## INSTRUCTION
Work out the number of lines in the listing that include the string "trois". Reply with that number alone.
'''
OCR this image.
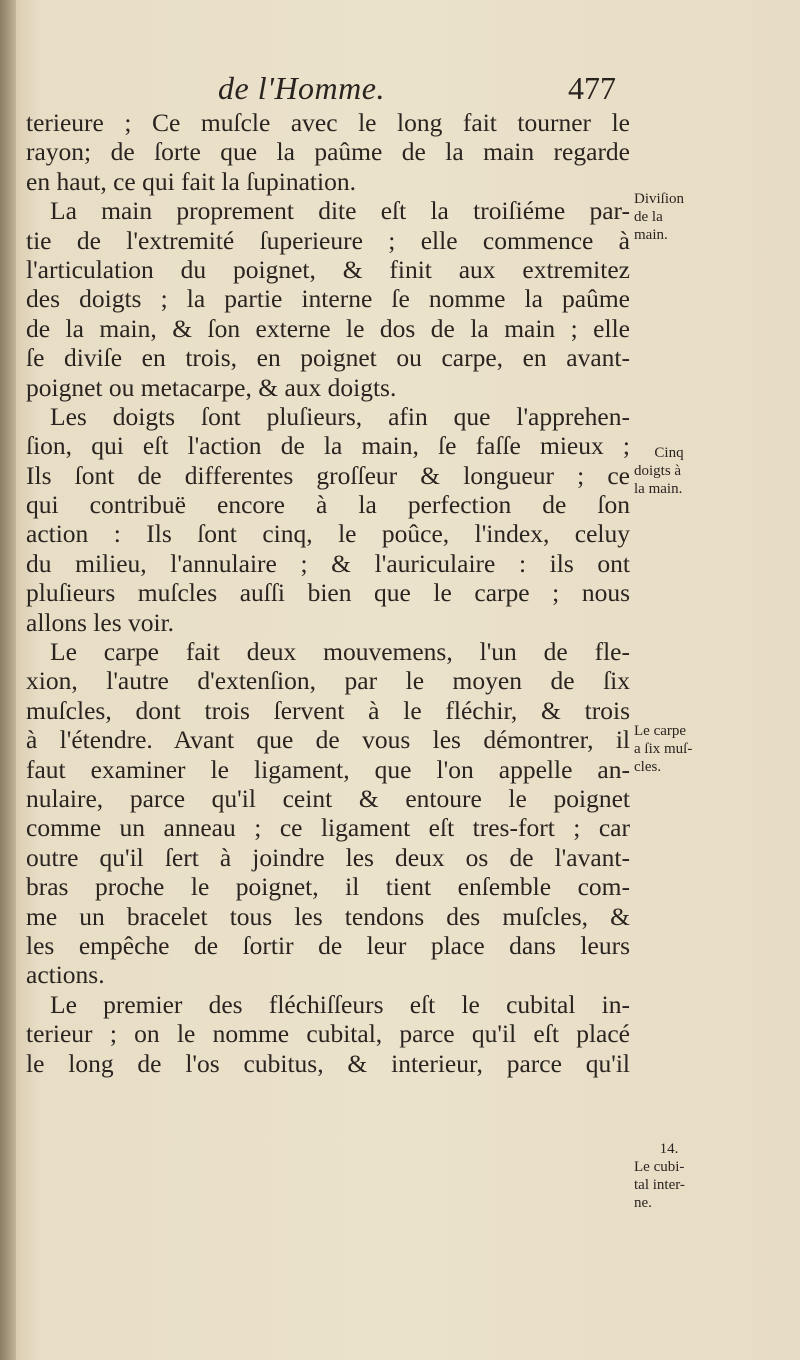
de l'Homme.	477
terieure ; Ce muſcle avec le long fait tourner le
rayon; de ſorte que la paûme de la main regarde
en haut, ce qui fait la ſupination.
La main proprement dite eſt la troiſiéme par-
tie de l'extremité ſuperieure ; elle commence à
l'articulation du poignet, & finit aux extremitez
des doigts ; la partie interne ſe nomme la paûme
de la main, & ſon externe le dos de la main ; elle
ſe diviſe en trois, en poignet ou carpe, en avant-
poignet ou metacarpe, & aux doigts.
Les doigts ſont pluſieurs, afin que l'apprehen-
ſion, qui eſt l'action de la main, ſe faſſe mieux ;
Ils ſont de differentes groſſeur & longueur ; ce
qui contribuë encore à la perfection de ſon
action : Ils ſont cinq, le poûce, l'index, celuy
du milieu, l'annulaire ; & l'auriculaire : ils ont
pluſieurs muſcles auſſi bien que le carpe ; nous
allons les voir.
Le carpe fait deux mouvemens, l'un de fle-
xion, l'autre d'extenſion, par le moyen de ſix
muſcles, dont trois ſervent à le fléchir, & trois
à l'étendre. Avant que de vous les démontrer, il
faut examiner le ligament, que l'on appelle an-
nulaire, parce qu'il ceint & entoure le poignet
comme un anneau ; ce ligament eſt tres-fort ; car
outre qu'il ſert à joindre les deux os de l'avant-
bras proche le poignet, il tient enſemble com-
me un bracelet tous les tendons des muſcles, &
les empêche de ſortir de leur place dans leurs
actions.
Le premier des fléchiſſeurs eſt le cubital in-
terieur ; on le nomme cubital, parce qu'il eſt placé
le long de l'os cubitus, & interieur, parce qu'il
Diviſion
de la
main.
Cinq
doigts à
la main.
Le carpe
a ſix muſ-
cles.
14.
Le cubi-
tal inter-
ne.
'''
'''
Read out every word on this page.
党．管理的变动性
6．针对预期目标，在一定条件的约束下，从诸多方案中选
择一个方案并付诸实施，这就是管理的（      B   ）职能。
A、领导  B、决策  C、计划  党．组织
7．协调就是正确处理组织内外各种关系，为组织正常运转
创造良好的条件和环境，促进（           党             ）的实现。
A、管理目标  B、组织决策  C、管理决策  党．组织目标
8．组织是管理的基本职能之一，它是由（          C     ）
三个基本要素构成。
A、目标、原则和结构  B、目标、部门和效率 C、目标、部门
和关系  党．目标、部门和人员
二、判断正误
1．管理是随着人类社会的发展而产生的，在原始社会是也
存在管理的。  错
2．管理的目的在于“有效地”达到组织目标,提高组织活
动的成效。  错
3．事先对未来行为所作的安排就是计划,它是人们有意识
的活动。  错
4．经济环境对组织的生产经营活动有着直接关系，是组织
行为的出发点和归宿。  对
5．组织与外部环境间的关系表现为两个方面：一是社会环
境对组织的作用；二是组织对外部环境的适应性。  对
'''
'''
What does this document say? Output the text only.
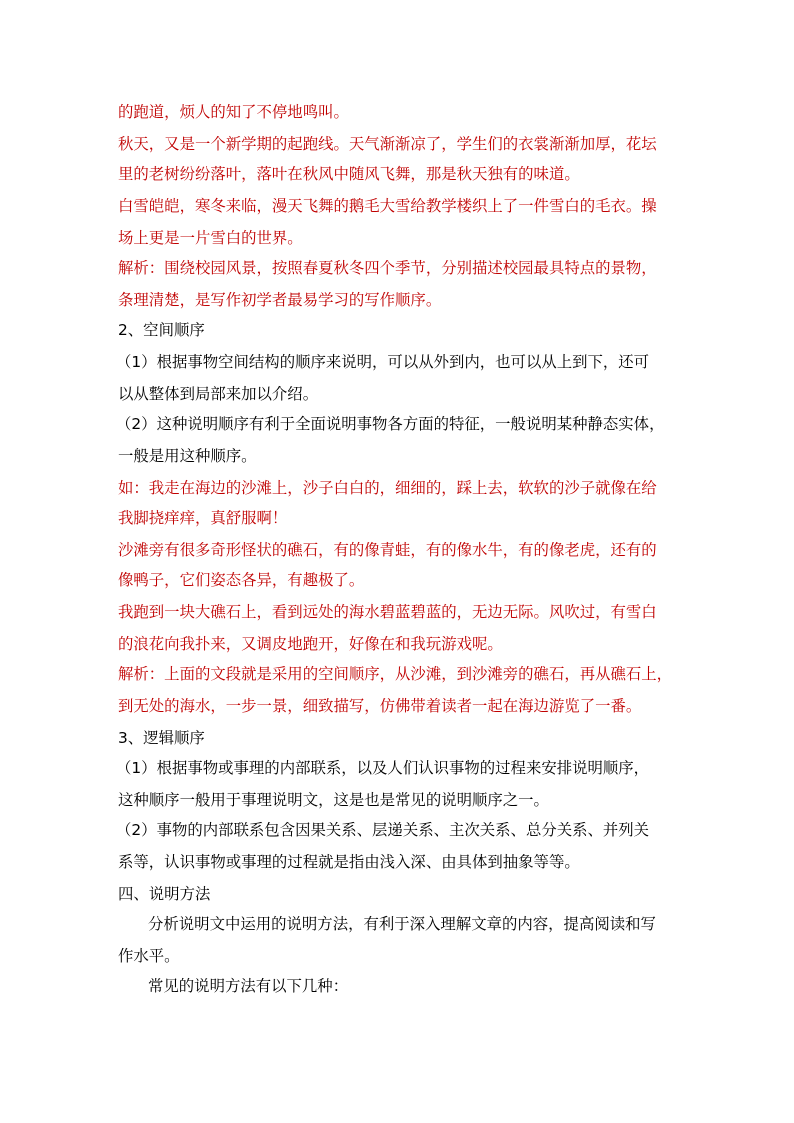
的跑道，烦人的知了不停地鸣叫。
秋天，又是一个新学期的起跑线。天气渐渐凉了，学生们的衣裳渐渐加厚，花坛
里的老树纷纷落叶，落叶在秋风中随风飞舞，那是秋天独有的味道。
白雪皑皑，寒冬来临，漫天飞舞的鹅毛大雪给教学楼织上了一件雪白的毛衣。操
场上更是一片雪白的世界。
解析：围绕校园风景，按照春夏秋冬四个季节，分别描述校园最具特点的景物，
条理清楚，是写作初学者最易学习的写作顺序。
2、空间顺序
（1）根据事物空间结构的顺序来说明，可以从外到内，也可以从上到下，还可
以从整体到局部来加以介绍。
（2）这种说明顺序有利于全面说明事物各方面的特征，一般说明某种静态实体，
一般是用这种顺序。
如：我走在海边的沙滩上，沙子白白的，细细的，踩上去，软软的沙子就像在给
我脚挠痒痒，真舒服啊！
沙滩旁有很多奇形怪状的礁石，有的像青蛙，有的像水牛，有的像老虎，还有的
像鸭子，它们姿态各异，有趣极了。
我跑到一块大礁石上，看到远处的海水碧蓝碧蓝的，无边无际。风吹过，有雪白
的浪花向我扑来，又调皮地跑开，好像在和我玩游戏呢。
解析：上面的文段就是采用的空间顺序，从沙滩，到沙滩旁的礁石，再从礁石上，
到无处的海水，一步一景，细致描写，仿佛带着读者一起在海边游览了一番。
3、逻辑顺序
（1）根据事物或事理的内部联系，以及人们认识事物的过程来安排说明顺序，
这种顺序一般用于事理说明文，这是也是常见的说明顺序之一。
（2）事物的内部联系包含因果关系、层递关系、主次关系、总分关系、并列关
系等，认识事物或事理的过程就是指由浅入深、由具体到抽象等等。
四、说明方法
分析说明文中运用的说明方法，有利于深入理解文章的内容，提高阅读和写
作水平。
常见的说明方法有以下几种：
'''
## SOLUTION TO THIS EXERCISE
2